▸ **RECORDS PROVIDED**

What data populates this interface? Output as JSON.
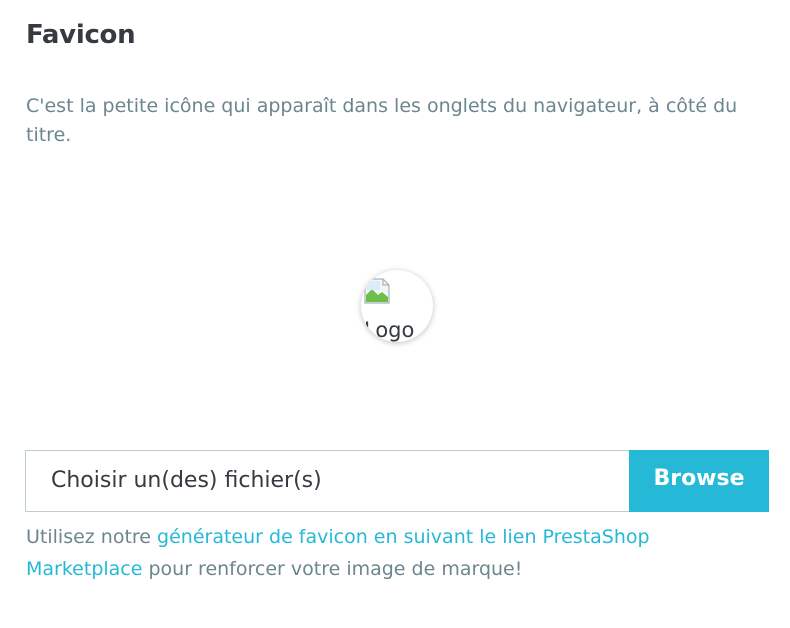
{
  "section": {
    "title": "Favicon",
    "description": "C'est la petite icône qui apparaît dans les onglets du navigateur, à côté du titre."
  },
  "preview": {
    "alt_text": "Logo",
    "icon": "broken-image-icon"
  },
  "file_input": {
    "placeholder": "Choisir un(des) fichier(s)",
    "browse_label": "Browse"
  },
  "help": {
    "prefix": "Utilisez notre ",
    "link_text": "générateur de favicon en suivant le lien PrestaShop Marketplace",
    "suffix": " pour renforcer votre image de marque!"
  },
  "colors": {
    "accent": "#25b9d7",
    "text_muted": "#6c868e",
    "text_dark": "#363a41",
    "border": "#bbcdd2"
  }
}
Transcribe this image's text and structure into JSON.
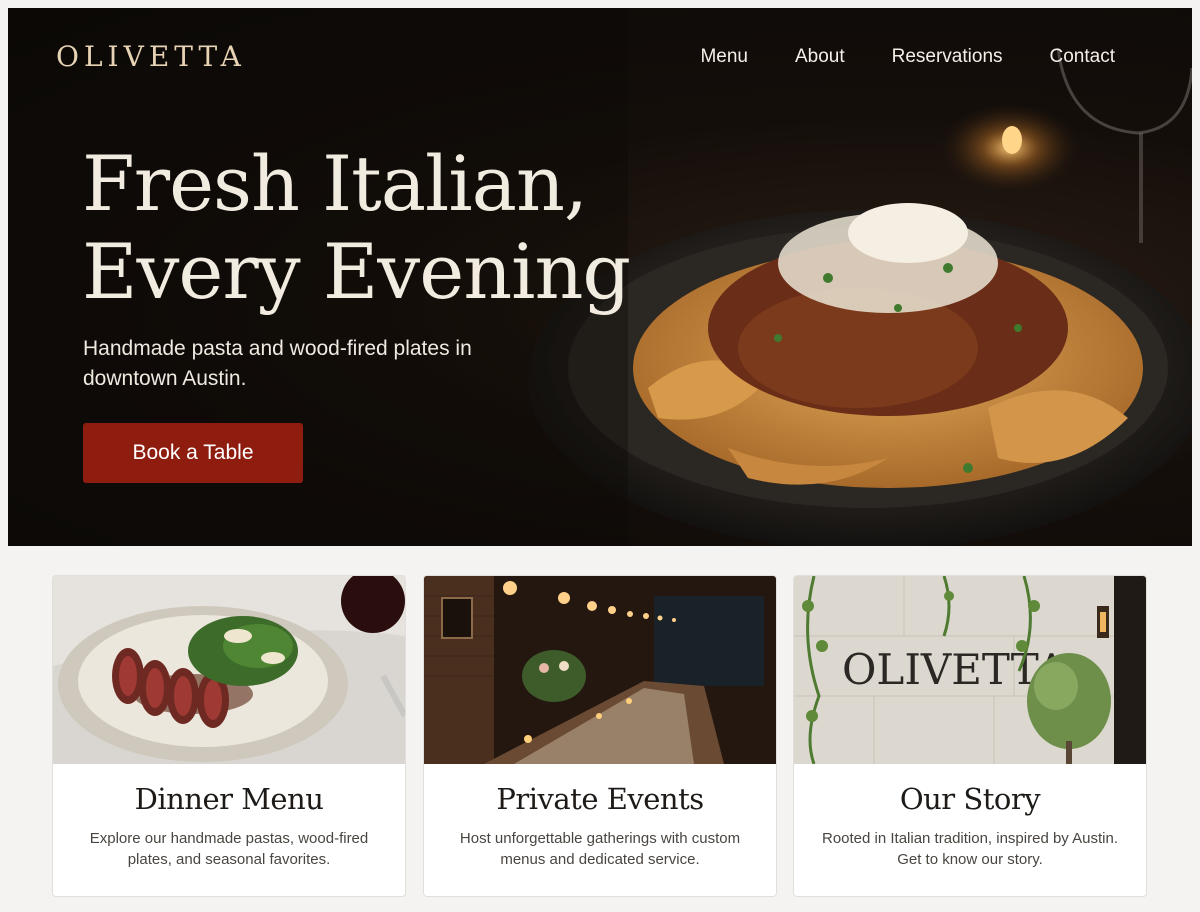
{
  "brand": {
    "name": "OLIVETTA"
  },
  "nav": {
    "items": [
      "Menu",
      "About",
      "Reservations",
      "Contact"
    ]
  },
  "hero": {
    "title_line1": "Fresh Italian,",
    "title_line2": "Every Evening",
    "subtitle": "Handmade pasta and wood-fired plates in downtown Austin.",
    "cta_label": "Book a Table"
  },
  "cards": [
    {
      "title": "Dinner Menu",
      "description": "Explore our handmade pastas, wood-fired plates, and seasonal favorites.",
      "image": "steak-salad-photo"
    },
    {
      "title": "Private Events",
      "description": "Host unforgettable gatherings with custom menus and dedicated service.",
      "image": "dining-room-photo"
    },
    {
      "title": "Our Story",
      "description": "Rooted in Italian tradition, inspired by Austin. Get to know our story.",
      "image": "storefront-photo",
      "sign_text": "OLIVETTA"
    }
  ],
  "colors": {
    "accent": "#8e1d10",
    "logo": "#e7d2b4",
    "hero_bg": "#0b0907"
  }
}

▸ **WHAT NEEDS TO BE DONE**
Repeat every record precisely. Any picture among them stays out of the copy.

▸ **TASK RESULT**
What data populates this interface? Output as JSON.
{
  "section": {
    "title": "Favicon",
    "description": "C'est la petite icône qui apparaît dans les onglets du navigateur, à côté du titre."
  },
  "preview": {
    "alt_text": "Logo",
    "icon": "broken-image-icon"
  },
  "file_input": {
    "placeholder": "Choisir un(des) fichier(s)",
    "browse_label": "Browse"
  },
  "help": {
    "prefix": "Utilisez notre ",
    "link_text": "générateur de favicon en suivant le lien PrestaShop Marketplace",
    "suffix": " pour renforcer votre image de marque!"
  },
  "colors": {
    "accent": "#25b9d7",
    "text_muted": "#6c868e",
    "text_dark": "#363a41",
    "border": "#bbcdd2"
  }
}
Transcribe this image's text and structure into JSON.
{
  "brand": {
    "name": "OLIVETTA"
  },
  "nav": {
    "items": [
      "Menu",
      "About",
      "Reservations",
      "Contact"
    ]
  },
  "hero": {
    "title_line1": "Fresh Italian,",
    "title_line2": "Every Evening",
    "subtitle": "Handmade pasta and wood-fired plates in downtown Austin.",
    "cta_label": "Book a Table"
  },
  "cards": [
    {
      "title": "Dinner Menu",
      "description": "Explore our handmade pastas, wood-fired plates, and seasonal favorites.",
      "image": "steak-salad-photo"
    },
    {
      "title": "Private Events",
      "description": "Host unforgettable gatherings with custom menus and dedicated service.",
      "image": "dining-room-photo"
    },
    {
      "title": "Our Story",
      "description": "Rooted in Italian tradition, inspired by Austin. Get to know our story.",
      "image": "storefront-photo",
      "sign_text": "OLIVETTA"
    }
  ],
  "colors": {
    "accent": "#8e1d10",
    "logo": "#e7d2b4",
    "hero_bg": "#0b0907"
  }
}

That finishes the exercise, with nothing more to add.